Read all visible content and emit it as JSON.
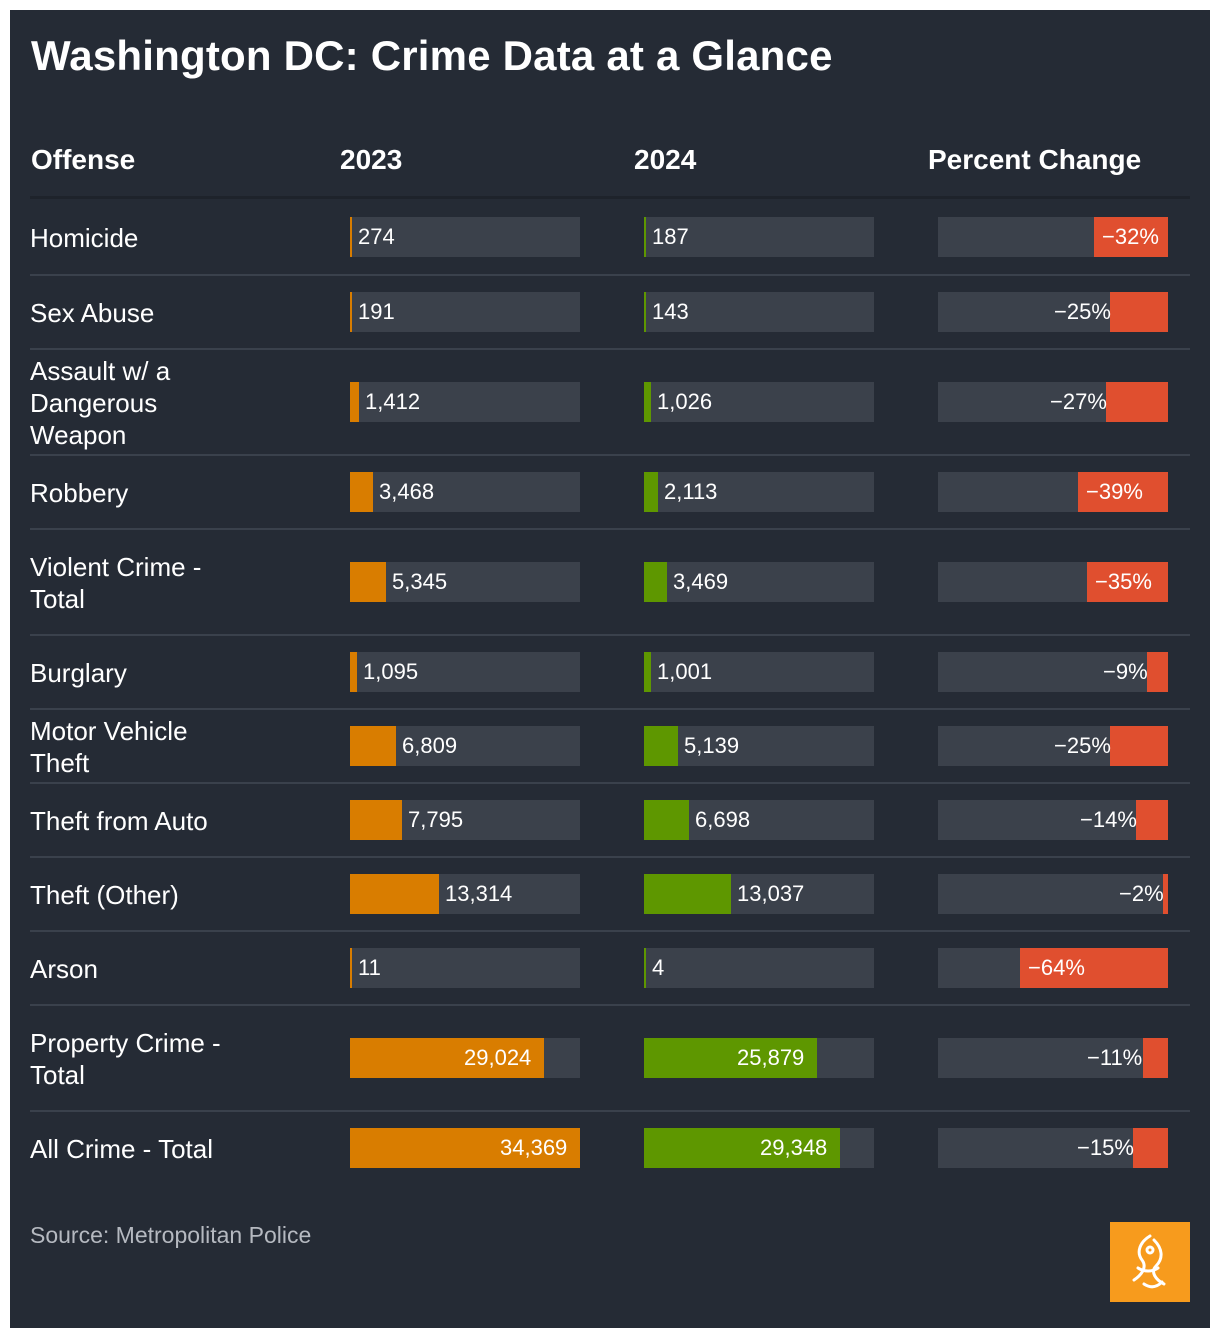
{
  "title": "Washington DC: Crime Data at a Glance",
  "headers": {
    "offense": "Offense",
    "y2023": "2023",
    "y2024": "2024",
    "pct": "Percent Change"
  },
  "source": "Source: Metropolitan Police",
  "logo_text": "الجزيرة",
  "colors": {
    "background": "#252b35",
    "bar_2023": "#d97d00",
    "bar_2024": "#5e9700",
    "bar_change": "#e04f2f",
    "track": "#3b414b",
    "logo": "#f79b1d"
  },
  "chart_data": {
    "type": "table",
    "title": "Washington DC: Crime Data at a Glance",
    "columns": [
      "Offense",
      "2023",
      "2024",
      "Percent Change"
    ],
    "rows": [
      {
        "offense": "Homicide",
        "v2023": 274,
        "v2023_label": "274",
        "v2024": 187,
        "v2024_label": "187",
        "pct": -32,
        "pct_label": "−32%"
      },
      {
        "offense": "Sex Abuse",
        "v2023": 191,
        "v2023_label": "191",
        "v2024": 143,
        "v2024_label": "143",
        "pct": -25,
        "pct_label": "−25%"
      },
      {
        "offense": "Assault w/ a Dangerous Weapon",
        "v2023": 1412,
        "v2023_label": "1,412",
        "v2024": 1026,
        "v2024_label": "1,026",
        "pct": -27,
        "pct_label": "−27%"
      },
      {
        "offense": "Robbery",
        "v2023": 3468,
        "v2023_label": "3,468",
        "v2024": 2113,
        "v2024_label": "2,113",
        "pct": -39,
        "pct_label": "−39%"
      },
      {
        "offense": "Violent Crime - Total",
        "v2023": 5345,
        "v2023_label": "5,345",
        "v2024": 3469,
        "v2024_label": "3,469",
        "pct": -35,
        "pct_label": "−35%"
      },
      {
        "offense": "Burglary",
        "v2023": 1095,
        "v2023_label": "1,095",
        "v2024": 1001,
        "v2024_label": "1,001",
        "pct": -9,
        "pct_label": "−9%"
      },
      {
        "offense": "Motor Vehicle Theft",
        "v2023": 6809,
        "v2023_label": "6,809",
        "v2024": 5139,
        "v2024_label": "5,139",
        "pct": -25,
        "pct_label": "−25%"
      },
      {
        "offense": "Theft from Auto",
        "v2023": 7795,
        "v2023_label": "7,795",
        "v2024": 6698,
        "v2024_label": "6,698",
        "pct": -14,
        "pct_label": "−14%"
      },
      {
        "offense": "Theft (Other)",
        "v2023": 13314,
        "v2023_label": "13,314",
        "v2024": 13037,
        "v2024_label": "13,037",
        "pct": -2,
        "pct_label": "−2%"
      },
      {
        "offense": "Arson",
        "v2023": 11,
        "v2023_label": "11",
        "v2024": 4,
        "v2024_label": "4",
        "pct": -64,
        "pct_label": "−64%"
      },
      {
        "offense": "Property Crime - Total",
        "v2023": 29024,
        "v2023_label": "29,024",
        "v2024": 25879,
        "v2024_label": "25,879",
        "pct": -11,
        "pct_label": "−11%"
      },
      {
        "offense": "All Crime - Total",
        "v2023": 34369,
        "v2023_label": "34,369",
        "v2024": 29348,
        "v2024_label": "29,348",
        "pct": -15,
        "pct_label": "−15%"
      }
    ],
    "value_max": 34369,
    "pct_max": 64
  }
}
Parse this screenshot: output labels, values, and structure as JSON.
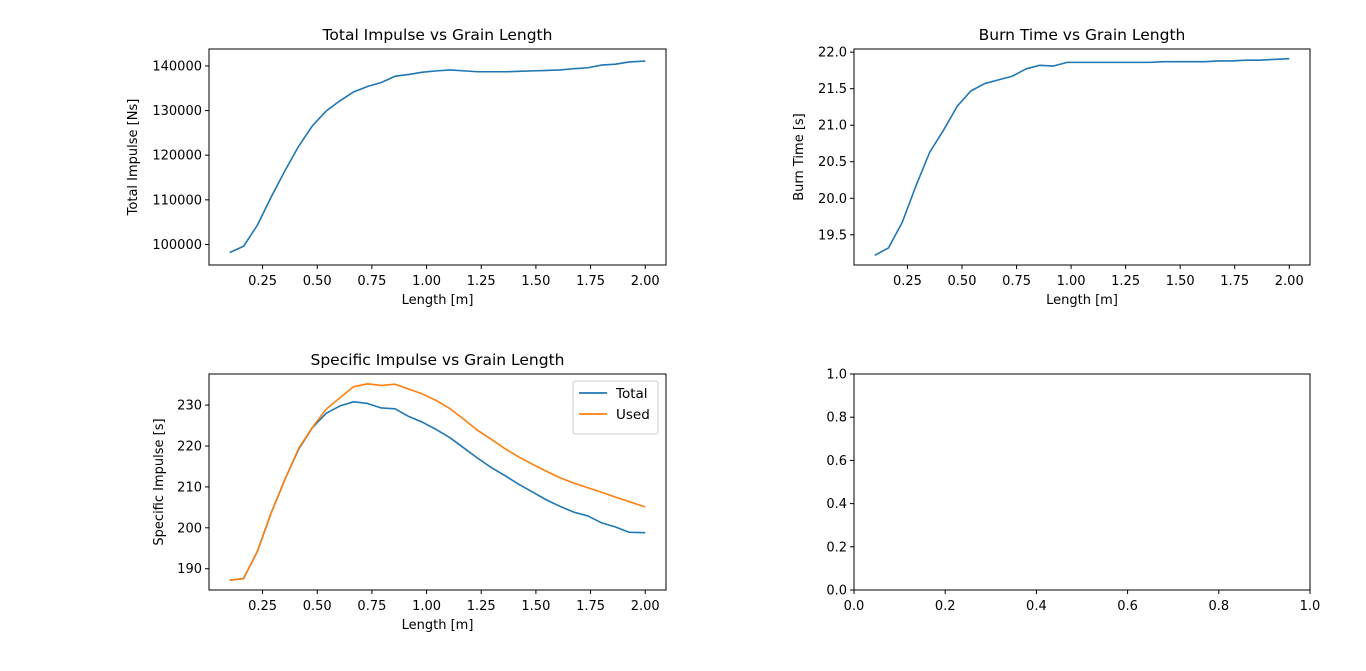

* [What you will do]: Filter for "Crime". Return all lines that hold it.

* [Written response]:
  "title": "Washington DC: Crime Data at a Glance",
    "title": "Washington DC: Crime Data at a Glance",
        "offense": "Violent Crime - Total",
        "offense": "Property Crime - Total",
        "offense": "All Crime - Total",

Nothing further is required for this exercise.